▶ **INPUT FOR THIS TASK**:
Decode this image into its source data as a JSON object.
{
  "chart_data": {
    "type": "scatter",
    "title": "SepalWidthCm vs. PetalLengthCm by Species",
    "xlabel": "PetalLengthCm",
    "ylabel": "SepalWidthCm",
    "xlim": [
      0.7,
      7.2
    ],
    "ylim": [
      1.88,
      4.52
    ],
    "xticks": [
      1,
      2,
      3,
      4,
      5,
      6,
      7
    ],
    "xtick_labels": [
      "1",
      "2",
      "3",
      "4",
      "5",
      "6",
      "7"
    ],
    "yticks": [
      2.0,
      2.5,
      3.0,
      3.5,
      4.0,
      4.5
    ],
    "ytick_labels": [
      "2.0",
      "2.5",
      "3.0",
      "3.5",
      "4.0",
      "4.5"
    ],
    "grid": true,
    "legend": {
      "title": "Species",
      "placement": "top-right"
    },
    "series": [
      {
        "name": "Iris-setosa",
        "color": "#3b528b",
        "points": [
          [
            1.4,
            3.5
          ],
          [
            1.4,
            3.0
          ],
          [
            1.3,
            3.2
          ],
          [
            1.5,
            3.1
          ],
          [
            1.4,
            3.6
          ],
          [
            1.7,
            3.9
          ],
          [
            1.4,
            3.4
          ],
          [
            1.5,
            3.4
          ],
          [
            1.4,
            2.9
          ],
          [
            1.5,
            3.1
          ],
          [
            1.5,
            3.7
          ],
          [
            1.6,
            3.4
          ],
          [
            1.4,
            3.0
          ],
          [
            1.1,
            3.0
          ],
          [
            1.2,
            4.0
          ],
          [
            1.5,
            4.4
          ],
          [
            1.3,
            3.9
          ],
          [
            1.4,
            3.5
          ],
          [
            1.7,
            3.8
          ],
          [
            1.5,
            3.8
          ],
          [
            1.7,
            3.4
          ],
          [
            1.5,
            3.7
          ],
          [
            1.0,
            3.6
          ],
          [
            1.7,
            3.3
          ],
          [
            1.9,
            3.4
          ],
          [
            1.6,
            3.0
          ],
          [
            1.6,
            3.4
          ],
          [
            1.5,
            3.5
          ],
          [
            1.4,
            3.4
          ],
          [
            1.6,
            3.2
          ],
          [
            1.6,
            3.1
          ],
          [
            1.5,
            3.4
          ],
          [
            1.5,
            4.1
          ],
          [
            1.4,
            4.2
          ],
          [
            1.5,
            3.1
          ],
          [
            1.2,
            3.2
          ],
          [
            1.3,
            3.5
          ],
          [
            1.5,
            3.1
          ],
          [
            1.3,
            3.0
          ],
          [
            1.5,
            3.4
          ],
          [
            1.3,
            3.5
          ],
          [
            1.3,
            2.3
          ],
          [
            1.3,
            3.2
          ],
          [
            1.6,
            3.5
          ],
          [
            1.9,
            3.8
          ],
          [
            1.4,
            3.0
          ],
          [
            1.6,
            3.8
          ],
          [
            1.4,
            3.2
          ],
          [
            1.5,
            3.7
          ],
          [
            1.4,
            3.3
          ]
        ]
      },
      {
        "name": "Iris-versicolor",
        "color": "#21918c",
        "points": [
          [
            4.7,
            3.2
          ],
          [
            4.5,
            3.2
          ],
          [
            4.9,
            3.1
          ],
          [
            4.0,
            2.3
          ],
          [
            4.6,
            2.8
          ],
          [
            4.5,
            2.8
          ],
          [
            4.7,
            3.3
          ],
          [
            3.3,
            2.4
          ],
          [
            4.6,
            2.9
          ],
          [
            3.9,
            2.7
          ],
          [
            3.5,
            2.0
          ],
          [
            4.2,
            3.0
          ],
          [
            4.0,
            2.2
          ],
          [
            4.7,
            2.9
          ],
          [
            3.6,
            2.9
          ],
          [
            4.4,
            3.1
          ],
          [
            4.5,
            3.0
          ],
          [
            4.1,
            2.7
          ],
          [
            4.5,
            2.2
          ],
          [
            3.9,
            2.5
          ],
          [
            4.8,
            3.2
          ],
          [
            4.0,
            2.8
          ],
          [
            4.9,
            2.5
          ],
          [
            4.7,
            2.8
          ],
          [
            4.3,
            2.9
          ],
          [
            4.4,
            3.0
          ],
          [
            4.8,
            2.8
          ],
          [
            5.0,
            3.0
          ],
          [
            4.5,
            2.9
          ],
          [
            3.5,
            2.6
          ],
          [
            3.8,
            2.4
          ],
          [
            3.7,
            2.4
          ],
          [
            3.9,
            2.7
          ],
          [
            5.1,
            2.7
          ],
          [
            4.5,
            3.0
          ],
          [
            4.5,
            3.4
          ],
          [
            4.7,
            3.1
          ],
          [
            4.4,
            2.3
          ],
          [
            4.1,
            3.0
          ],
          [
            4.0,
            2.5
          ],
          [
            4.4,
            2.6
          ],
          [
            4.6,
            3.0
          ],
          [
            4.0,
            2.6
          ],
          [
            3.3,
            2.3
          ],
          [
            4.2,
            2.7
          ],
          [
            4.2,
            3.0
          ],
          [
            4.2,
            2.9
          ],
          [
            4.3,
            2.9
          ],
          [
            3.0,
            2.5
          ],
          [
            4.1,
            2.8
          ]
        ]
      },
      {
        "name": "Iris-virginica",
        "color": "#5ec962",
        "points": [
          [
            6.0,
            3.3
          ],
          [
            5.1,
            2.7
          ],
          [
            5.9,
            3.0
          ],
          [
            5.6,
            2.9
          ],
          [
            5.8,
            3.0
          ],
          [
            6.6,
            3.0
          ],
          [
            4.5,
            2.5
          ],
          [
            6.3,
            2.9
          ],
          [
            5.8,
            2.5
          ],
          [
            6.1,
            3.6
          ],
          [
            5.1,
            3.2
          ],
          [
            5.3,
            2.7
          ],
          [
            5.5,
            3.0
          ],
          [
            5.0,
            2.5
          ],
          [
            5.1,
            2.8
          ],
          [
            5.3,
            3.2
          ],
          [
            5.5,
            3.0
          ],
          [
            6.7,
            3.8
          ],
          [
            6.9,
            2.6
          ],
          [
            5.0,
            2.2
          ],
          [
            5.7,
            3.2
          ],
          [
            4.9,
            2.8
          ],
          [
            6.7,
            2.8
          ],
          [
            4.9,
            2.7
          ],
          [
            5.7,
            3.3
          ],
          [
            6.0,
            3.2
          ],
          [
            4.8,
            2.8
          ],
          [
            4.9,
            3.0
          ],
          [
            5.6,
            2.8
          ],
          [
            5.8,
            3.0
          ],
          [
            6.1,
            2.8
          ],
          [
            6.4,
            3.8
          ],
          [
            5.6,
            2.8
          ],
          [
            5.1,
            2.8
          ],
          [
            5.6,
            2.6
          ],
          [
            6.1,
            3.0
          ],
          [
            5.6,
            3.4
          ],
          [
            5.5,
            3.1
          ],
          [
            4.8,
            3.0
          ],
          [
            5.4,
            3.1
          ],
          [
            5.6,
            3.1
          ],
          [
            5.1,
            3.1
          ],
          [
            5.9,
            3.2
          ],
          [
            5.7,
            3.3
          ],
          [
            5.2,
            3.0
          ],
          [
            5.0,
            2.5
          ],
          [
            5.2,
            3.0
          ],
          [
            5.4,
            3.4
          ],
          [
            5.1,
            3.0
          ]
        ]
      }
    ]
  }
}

▶ **PROBLEM REQUIREMENTS**: In the listing, find each line with the string "title" and copy it.

▶ **FULL ANSWER**:
    "title": "SepalWidthCm vs. PetalLengthCm by Species",
      "title": "Species",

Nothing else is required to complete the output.